_Written request_.
In the listing below, locate the lines that hold "source" and copy them.

--- START OF Records supplied ---

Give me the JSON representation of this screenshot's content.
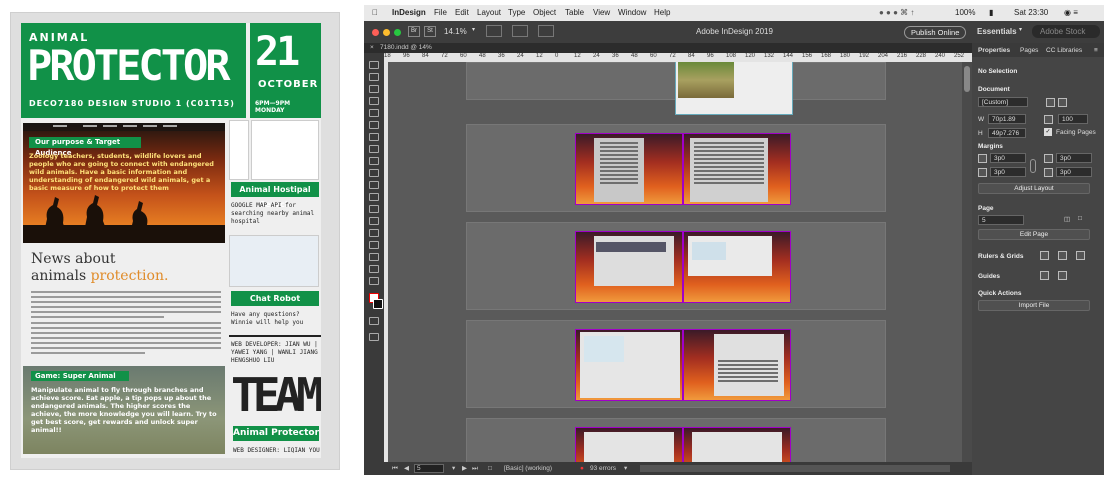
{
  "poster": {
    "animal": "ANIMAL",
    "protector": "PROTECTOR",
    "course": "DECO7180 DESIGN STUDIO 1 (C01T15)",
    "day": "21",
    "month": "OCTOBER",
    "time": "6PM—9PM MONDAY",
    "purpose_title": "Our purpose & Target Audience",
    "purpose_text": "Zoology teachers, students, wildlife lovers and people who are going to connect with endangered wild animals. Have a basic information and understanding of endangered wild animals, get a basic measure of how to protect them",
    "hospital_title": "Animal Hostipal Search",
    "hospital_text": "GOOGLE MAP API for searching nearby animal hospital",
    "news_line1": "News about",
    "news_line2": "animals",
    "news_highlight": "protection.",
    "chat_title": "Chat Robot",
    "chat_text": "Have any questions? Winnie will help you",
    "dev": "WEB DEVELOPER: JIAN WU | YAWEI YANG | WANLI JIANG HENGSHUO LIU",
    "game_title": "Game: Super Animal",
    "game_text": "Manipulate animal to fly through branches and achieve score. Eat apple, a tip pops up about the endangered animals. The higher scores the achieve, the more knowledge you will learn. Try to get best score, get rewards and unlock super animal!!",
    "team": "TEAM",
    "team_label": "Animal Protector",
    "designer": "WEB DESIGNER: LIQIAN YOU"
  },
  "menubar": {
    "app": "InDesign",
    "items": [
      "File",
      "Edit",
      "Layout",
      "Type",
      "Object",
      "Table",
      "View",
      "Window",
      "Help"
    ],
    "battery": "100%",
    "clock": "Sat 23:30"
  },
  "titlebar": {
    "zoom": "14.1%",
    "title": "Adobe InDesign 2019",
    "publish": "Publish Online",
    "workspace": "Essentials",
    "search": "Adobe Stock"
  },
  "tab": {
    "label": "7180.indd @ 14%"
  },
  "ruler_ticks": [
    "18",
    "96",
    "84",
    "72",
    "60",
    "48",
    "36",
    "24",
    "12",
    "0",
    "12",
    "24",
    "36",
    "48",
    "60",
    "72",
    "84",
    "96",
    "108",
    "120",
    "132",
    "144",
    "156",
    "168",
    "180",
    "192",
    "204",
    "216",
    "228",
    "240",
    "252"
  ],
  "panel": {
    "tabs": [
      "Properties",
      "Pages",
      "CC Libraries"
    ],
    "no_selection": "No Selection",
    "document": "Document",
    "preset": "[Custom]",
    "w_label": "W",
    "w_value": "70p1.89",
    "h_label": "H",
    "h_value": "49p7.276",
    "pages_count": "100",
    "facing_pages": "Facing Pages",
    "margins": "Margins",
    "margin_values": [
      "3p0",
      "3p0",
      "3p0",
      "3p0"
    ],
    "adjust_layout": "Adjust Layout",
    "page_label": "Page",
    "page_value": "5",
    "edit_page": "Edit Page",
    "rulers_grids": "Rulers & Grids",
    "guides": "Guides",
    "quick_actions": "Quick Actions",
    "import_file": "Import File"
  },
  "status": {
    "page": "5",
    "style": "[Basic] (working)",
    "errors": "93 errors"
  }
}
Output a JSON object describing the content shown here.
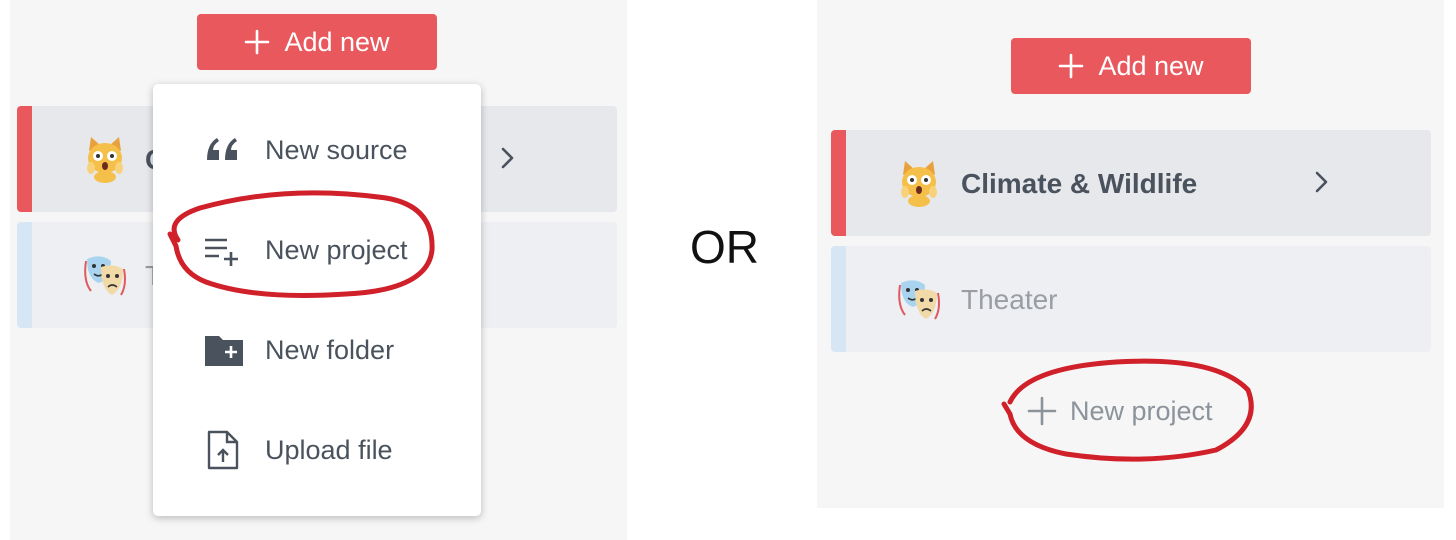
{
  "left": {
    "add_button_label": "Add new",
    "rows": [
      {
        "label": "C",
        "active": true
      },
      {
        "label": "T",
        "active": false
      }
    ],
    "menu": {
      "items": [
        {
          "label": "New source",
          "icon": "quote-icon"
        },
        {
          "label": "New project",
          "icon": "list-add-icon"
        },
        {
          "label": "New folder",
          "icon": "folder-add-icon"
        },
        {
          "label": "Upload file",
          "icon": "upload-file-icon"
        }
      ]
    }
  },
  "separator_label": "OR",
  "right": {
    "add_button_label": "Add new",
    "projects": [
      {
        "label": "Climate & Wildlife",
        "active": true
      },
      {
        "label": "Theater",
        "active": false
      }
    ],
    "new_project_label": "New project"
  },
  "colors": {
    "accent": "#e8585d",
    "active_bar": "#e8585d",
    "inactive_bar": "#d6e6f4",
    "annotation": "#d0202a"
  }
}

--- END OF Records supplied ---
--- START OF Records supplied ---

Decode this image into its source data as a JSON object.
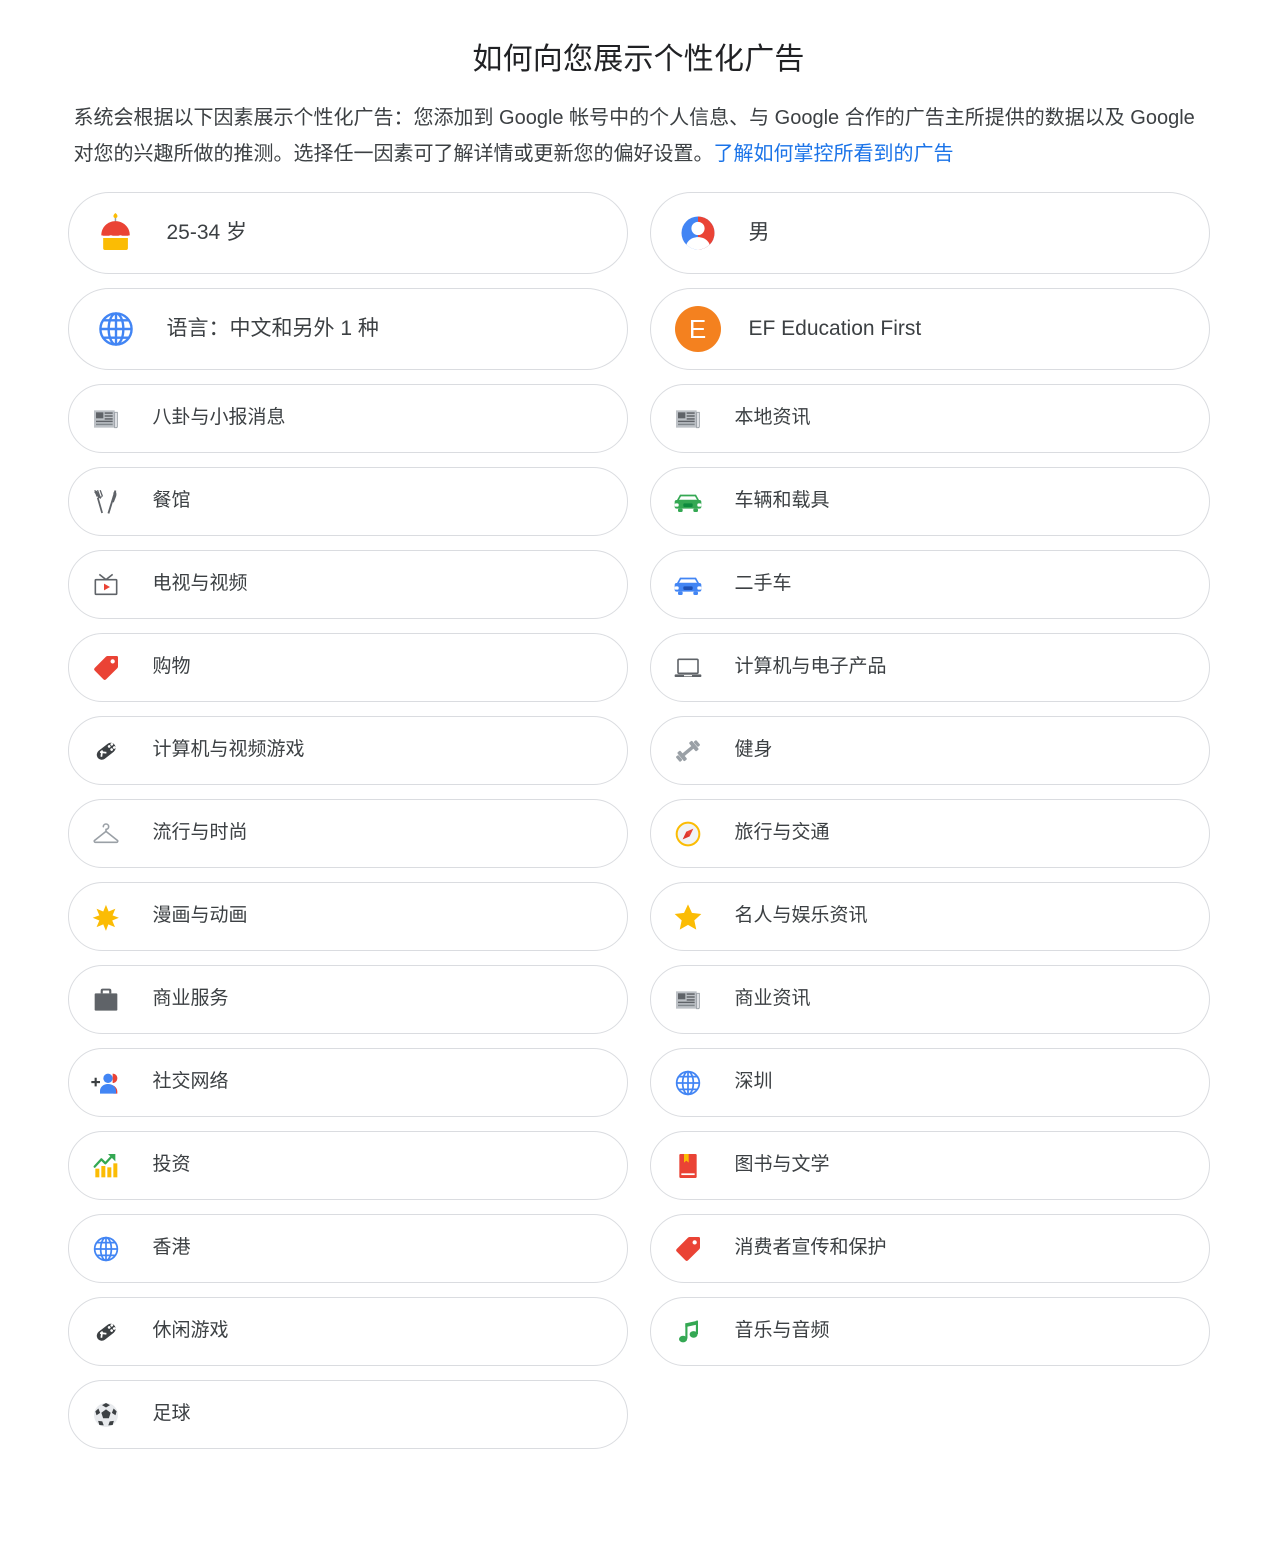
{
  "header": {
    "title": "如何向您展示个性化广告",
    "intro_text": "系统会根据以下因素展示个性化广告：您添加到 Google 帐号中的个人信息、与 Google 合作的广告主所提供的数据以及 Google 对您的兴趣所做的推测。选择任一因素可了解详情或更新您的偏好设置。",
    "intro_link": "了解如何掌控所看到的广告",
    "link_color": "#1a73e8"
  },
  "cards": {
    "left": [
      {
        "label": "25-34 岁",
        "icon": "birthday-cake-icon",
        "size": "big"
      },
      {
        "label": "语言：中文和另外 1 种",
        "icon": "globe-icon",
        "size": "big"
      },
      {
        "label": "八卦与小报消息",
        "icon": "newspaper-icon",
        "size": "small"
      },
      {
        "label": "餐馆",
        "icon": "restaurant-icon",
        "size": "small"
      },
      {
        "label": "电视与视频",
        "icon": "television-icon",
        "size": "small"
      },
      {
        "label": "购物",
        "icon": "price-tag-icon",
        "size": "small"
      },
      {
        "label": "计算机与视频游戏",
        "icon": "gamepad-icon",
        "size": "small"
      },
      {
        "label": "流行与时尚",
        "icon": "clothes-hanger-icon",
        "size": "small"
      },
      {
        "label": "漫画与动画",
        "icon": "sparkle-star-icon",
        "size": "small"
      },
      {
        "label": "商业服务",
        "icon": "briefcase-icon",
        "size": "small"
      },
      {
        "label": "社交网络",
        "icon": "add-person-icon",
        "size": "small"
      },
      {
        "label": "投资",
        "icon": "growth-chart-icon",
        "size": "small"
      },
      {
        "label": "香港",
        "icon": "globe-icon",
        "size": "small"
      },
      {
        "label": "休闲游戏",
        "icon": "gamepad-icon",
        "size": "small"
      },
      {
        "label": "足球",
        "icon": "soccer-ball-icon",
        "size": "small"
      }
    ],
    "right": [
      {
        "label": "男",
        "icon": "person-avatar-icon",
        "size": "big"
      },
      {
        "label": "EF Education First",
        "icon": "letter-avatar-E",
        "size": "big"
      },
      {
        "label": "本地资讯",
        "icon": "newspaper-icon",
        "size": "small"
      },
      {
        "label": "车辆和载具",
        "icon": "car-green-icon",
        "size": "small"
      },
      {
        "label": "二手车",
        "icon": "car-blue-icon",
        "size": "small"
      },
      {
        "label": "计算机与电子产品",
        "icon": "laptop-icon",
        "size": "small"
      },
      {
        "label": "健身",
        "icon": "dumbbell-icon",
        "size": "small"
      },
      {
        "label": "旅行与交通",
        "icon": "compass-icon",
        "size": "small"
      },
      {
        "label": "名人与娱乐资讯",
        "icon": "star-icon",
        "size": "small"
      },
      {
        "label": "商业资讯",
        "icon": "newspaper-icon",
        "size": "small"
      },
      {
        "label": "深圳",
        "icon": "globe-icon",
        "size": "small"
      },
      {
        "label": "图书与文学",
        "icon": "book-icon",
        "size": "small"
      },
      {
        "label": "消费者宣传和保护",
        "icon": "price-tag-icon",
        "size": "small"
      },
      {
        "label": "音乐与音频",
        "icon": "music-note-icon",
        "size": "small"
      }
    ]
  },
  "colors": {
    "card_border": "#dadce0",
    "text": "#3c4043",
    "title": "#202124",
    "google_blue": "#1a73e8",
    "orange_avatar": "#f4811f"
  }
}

--- END OF Records supplied ---

_Result for this task_.
          "label": "New source",
Decode this image into its source data as a JSON object.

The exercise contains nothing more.